• [PROBLEM REQUIREMENTS] Repeat the records verbatim and leave the pictures out of your copy.

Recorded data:
******
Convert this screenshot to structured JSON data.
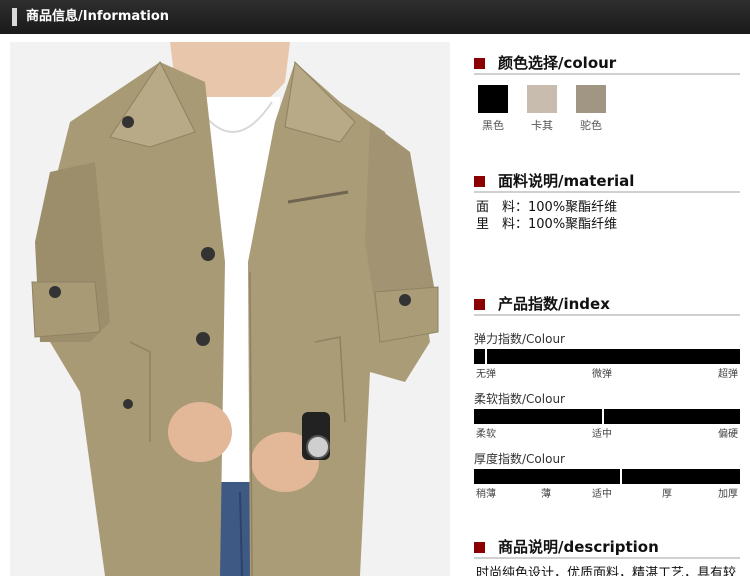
{
  "header": {
    "title": "商品信息/Information"
  },
  "colour": {
    "title": "颜色选择/colour",
    "swatches": [
      {
        "name": "黑色",
        "color": "#000000"
      },
      {
        "name": "卡其",
        "color": "#c8bcae"
      },
      {
        "name": "驼色",
        "color": "#a19683"
      }
    ]
  },
  "material": {
    "title": "面料说明/material",
    "lines": [
      "面　料：100%聚酯纤维",
      "里　料：100%聚酯纤维"
    ]
  },
  "index": {
    "title": "产品指数/index",
    "rows": [
      {
        "label": "弹力指数/Colour",
        "scale": [
          "无弹",
          "微弹",
          "超弹"
        ],
        "level": 0.04
      },
      {
        "label": "柔软指数/Colour",
        "scale": [
          "柔软",
          "适中",
          "偏硬"
        ],
        "level": 0.48
      },
      {
        "label": "厚度指数/Colour",
        "scale": [
          "稍薄",
          "薄",
          "适中",
          "厚",
          "加厚"
        ],
        "level": 0.55
      }
    ]
  },
  "description": {
    "title": "商品说明/description",
    "text": "时尚纯色设计，优质面料，精湛工艺，具有较"
  },
  "colors": {
    "accent": "#8b0000",
    "header_bg": "#222222",
    "coat": "#a99a76"
  }
}
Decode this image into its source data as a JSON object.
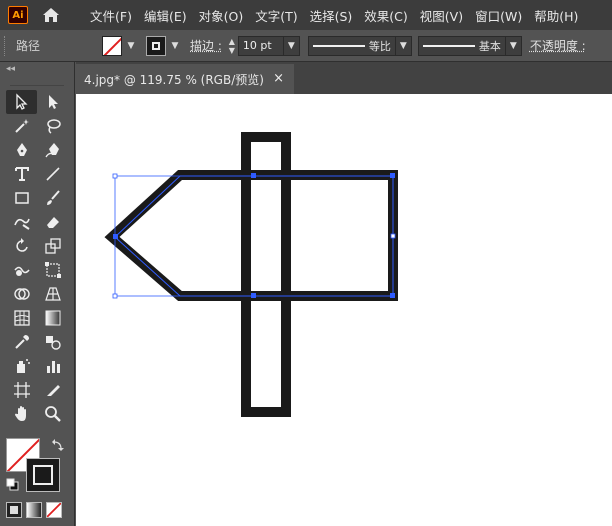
{
  "app": {
    "logo_text": "Ai"
  },
  "menu": [
    "文件(F)",
    "编辑(E)",
    "对象(O)",
    "文字(T)",
    "选择(S)",
    "效果(C)",
    "视图(V)",
    "窗口(W)",
    "帮助(H)"
  ],
  "control": {
    "selection_label": "路径",
    "stroke_label": "描边 :",
    "stroke_value": "10 pt",
    "profile_uniform": "等比",
    "brush_basic": "基本",
    "opacity_label": "不透明度 :"
  },
  "toolbar": {
    "collapse_label": "◂◂"
  },
  "document": {
    "tab_title": "4.jpg* @ 119.75 % (RGB/预览)",
    "close_symbol": "×"
  },
  "colors": {
    "accent_selection": "#2f5cff",
    "shape_fill": "#1a1a1a",
    "fill_none_slash": "#e02020"
  }
}
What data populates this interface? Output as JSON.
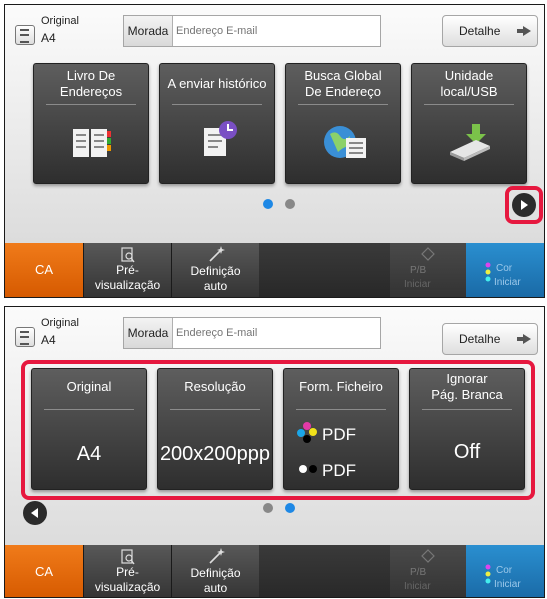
{
  "header": {
    "original_label": "Original",
    "original_value": "A4",
    "address_label": "Morada",
    "address_placeholder": "Endereço E-mail",
    "detail_label": "Detalhe"
  },
  "panel1": {
    "tiles": [
      {
        "line1": "Livro De",
        "line2": "Endereços",
        "icon": "address-book-icon"
      },
      {
        "line1": "A enviar histórico",
        "line2": "",
        "icon": "sending-history-icon"
      },
      {
        "line1": "Busca Global",
        "line2": "De Endereço",
        "icon": "global-search-icon"
      },
      {
        "line1": "Unidade",
        "line2": "local/USB",
        "icon": "usb-drive-icon"
      }
    ]
  },
  "panel2": {
    "tiles": [
      {
        "title": "Original",
        "value": "A4"
      },
      {
        "title": "Resolução",
        "value": "200x200ppp"
      },
      {
        "title": "Form. Ficheiro",
        "value1": "PDF",
        "value2": "PDF"
      },
      {
        "title_line1": "Ignorar",
        "title_line2": "Pág. Branca",
        "value": "Off"
      }
    ]
  },
  "bottom": {
    "ca": "CA",
    "preview_line1": "Pré-",
    "preview_line2": "visualização",
    "auto_line1": "Definição",
    "auto_line2": "auto",
    "bw_line1": "P/B",
    "bw_line2": "Iniciar",
    "color_line1": "Cor",
    "color_line2": "Iniciar"
  },
  "colors": {
    "accent_orange": "#e8700c",
    "highlight_red": "#e6183f",
    "page_dot_blue": "#1e88e5",
    "color_start_blue": "#1da2e3"
  }
}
******
• [COMPLETED TASK]
Convert this screenshot to structured JSON data.
{
  "header": {
    "title": "商品信息/Information"
  },
  "colour": {
    "title": "颜色选择/colour",
    "swatches": [
      {
        "name": "黑色",
        "color": "#000000"
      },
      {
        "name": "卡其",
        "color": "#c8bcae"
      },
      {
        "name": "驼色",
        "color": "#a19683"
      }
    ]
  },
  "material": {
    "title": "面料说明/material",
    "lines": [
      "面　料：100%聚酯纤维",
      "里　料：100%聚酯纤维"
    ]
  },
  "index": {
    "title": "产品指数/index",
    "rows": [
      {
        "label": "弹力指数/Colour",
        "scale": [
          "无弹",
          "微弹",
          "超弹"
        ],
        "level": 0.04
      },
      {
        "label": "柔软指数/Colour",
        "scale": [
          "柔软",
          "适中",
          "偏硬"
        ],
        "level": 0.48
      },
      {
        "label": "厚度指数/Colour",
        "scale": [
          "稍薄",
          "薄",
          "适中",
          "厚",
          "加厚"
        ],
        "level": 0.55
      }
    ]
  },
  "description": {
    "title": "商品说明/description",
    "text": "时尚纯色设计，优质面料，精湛工艺，具有较"
  },
  "colors": {
    "accent": "#8b0000",
    "header_bg": "#222222",
    "coat": "#a99a76"
  }
}
Decode this image into its source data as a JSON object.
{
  "app": {
    "logo_text": "Ai"
  },
  "menu": [
    "文件(F)",
    "编辑(E)",
    "对象(O)",
    "文字(T)",
    "选择(S)",
    "效果(C)",
    "视图(V)",
    "窗口(W)",
    "帮助(H)"
  ],
  "control": {
    "selection_label": "路径",
    "stroke_label": "描边 :",
    "stroke_value": "10 pt",
    "profile_uniform": "等比",
    "brush_basic": "基本",
    "opacity_label": "不透明度 :"
  },
  "toolbar": {
    "collapse_label": "◂◂"
  },
  "document": {
    "tab_title": "4.jpg* @ 119.75 % (RGB/预览)",
    "close_symbol": "×"
  },
  "colors": {
    "accent_selection": "#2f5cff",
    "shape_fill": "#1a1a1a",
    "fill_none_slash": "#e02020"
  }
}
What data populates this interface? Output as JSON.
{
  "header": {
    "original_label": "Original",
    "original_value": "A4",
    "address_label": "Morada",
    "address_placeholder": "Endereço E-mail",
    "detail_label": "Detalhe"
  },
  "panel1": {
    "tiles": [
      {
        "line1": "Livro De",
        "line2": "Endereços",
        "icon": "address-book-icon"
      },
      {
        "line1": "A enviar histórico",
        "line2": "",
        "icon": "sending-history-icon"
      },
      {
        "line1": "Busca Global",
        "line2": "De Endereço",
        "icon": "global-search-icon"
      },
      {
        "line1": "Unidade",
        "line2": "local/USB",
        "icon": "usb-drive-icon"
      }
    ]
  },
  "panel2": {
    "tiles": [
      {
        "title": "Original",
        "value": "A4"
      },
      {
        "title": "Resolução",
        "value": "200x200ppp"
      },
      {
        "title": "Form. Ficheiro",
        "value1": "PDF",
        "value2": "PDF"
      },
      {
        "title_line1": "Ignorar",
        "title_line2": "Pág. Branca",
        "value": "Off"
      }
    ]
  },
  "bottom": {
    "ca": "CA",
    "preview_line1": "Pré-",
    "preview_line2": "visualização",
    "auto_line1": "Definição",
    "auto_line2": "auto",
    "bw_line1": "P/B",
    "bw_line2": "Iniciar",
    "color_line1": "Cor",
    "color_line2": "Iniciar"
  },
  "colors": {
    "accent_orange": "#e8700c",
    "highlight_red": "#e6183f",
    "page_dot_blue": "#1e88e5",
    "color_start_blue": "#1da2e3"
  }
}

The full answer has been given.